**Challenge:** Retype the data below without altering anything.

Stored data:
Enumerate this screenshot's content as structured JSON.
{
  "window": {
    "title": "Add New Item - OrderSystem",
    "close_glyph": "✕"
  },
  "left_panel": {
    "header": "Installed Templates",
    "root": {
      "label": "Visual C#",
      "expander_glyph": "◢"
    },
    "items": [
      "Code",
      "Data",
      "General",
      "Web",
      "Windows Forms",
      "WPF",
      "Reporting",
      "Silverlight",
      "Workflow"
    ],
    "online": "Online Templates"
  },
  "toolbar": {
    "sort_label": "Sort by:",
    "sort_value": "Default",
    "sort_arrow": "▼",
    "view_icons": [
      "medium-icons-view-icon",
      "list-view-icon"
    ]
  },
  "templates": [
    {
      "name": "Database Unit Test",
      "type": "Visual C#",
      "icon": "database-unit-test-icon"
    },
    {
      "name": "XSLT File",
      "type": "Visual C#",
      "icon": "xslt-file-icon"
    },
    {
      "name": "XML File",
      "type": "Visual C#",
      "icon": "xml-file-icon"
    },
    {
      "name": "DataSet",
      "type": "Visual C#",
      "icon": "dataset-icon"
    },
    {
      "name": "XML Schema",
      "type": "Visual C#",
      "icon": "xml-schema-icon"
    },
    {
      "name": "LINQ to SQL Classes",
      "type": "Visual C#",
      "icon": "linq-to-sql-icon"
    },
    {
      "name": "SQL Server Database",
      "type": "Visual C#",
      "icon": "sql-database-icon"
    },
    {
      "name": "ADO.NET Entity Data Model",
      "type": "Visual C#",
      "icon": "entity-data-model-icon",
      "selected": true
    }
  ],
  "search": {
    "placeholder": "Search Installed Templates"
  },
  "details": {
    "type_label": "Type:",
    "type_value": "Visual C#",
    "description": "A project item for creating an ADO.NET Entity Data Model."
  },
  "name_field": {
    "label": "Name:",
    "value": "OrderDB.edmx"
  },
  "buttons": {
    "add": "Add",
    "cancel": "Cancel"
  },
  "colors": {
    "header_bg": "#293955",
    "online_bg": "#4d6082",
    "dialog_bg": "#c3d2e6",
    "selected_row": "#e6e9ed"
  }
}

**Final answer:**
Enumerate this screenshot's content as structured JSON.
{
  "window": {
    "title": "Add New Item - OrderSystem",
    "close_glyph": "✕"
  },
  "left_panel": {
    "header": "Installed Templates",
    "root": {
      "label": "Visual C#",
      "expander_glyph": "◢"
    },
    "items": [
      "Code",
      "Data",
      "General",
      "Web",
      "Windows Forms",
      "WPF",
      "Reporting",
      "Silverlight",
      "Workflow"
    ],
    "online": "Online Templates"
  },
  "toolbar": {
    "sort_label": "Sort by:",
    "sort_value": "Default",
    "sort_arrow": "▼",
    "view_icons": [
      "medium-icons-view-icon",
      "list-view-icon"
    ]
  },
  "templates": [
    {
      "name": "Database Unit Test",
      "type": "Visual C#",
      "icon": "database-unit-test-icon"
    },
    {
      "name": "XSLT File",
      "type": "Visual C#",
      "icon": "xslt-file-icon"
    },
    {
      "name": "XML File",
      "type": "Visual C#",
      "icon": "xml-file-icon"
    },
    {
      "name": "DataSet",
      "type": "Visual C#",
      "icon": "dataset-icon"
    },
    {
      "name": "XML Schema",
      "type": "Visual C#",
      "icon": "xml-schema-icon"
    },
    {
      "name": "LINQ to SQL Classes",
      "type": "Visual C#",
      "icon": "linq-to-sql-icon"
    },
    {
      "name": "SQL Server Database",
      "type": "Visual C#",
      "icon": "sql-database-icon"
    },
    {
      "name": "ADO.NET Entity Data Model",
      "type": "Visual C#",
      "icon": "entity-data-model-icon",
      "selected": true
    }
  ],
  "search": {
    "placeholder": "Search Installed Templates"
  },
  "details": {
    "type_label": "Type:",
    "type_value": "Visual C#",
    "description": "A project item for creating an ADO.NET Entity Data Model."
  },
  "name_field": {
    "label": "Name:",
    "value": "OrderDB.edmx"
  },
  "buttons": {
    "add": "Add",
    "cancel": "Cancel"
  },
  "colors": {
    "header_bg": "#293955",
    "online_bg": "#4d6082",
    "dialog_bg": "#c3d2e6",
    "selected_row": "#e6e9ed"
  }
}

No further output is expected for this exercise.